- **WHAT IS NEEDED**:
Could you write out the records below exactly as they appear?
*** RECORDED DATA
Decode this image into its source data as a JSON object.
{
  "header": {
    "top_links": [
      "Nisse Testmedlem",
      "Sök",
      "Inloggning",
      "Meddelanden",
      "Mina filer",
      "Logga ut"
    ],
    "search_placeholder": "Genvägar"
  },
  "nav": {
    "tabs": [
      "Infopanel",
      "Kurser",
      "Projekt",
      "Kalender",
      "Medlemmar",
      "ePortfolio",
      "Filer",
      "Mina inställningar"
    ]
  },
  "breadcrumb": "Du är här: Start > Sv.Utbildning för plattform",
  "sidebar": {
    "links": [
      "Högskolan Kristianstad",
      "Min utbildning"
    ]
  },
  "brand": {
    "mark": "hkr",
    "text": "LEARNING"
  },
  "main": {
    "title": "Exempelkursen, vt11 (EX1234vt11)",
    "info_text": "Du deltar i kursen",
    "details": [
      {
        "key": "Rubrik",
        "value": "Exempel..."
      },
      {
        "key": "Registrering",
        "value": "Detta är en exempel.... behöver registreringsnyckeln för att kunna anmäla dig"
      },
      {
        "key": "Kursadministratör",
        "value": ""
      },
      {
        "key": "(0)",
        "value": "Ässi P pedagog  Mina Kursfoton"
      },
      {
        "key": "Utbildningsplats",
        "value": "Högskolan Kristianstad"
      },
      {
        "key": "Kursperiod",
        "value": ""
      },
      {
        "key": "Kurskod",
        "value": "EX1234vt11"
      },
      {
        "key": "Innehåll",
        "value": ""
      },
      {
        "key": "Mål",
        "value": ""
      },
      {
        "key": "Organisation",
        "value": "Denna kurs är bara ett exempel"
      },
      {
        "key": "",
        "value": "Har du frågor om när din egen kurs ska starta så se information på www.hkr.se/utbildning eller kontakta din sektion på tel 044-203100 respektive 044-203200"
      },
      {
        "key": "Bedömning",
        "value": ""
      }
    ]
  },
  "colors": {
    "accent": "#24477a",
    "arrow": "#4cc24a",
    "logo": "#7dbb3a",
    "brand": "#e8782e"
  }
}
******
- **SOLUTION FOR THIS PROBLEM**:
Decode this image into its source data as a JSON object.
{
  "header": {
    "top_links": [
      "Nisse Testmedlem",
      "Sök",
      "Inloggning",
      "Meddelanden",
      "Mina filer",
      "Logga ut"
    ],
    "search_placeholder": "Genvägar"
  },
  "nav": {
    "tabs": [
      "Infopanel",
      "Kurser",
      "Projekt",
      "Kalender",
      "Medlemmar",
      "ePortfolio",
      "Filer",
      "Mina inställningar"
    ]
  },
  "breadcrumb": "Du är här: Start > Sv.Utbildning för plattform",
  "sidebar": {
    "links": [
      "Högskolan Kristianstad",
      "Min utbildning"
    ]
  },
  "brand": {
    "mark": "hkr",
    "text": "LEARNING"
  },
  "main": {
    "title": "Exempelkursen, vt11 (EX1234vt11)",
    "info_text": "Du deltar i kursen",
    "details": [
      {
        "key": "Rubrik",
        "value": "Exempel..."
      },
      {
        "key": "Registrering",
        "value": "Detta är en exempel.... behöver registreringsnyckeln för att kunna anmäla dig"
      },
      {
        "key": "Kursadministratör",
        "value": ""
      },
      {
        "key": "(0)",
        "value": "Ässi P pedagog  Mina Kursfoton"
      },
      {
        "key": "Utbildningsplats",
        "value": "Högskolan Kristianstad"
      },
      {
        "key": "Kursperiod",
        "value": ""
      },
      {
        "key": "Kurskod",
        "value": "EX1234vt11"
      },
      {
        "key": "Innehåll",
        "value": ""
      },
      {
        "key": "Mål",
        "value": ""
      },
      {
        "key": "Organisation",
        "value": "Denna kurs är bara ett exempel"
      },
      {
        "key": "",
        "value": "Har du frågor om när din egen kurs ska starta så se information på www.hkr.se/utbildning eller kontakta din sektion på tel 044-203100 respektive 044-203200"
      },
      {
        "key": "Bedömning",
        "value": ""
      }
    ]
  },
  "colors": {
    "accent": "#24477a",
    "arrow": "#4cc24a",
    "logo": "#7dbb3a",
    "brand": "#e8782e"
  }
}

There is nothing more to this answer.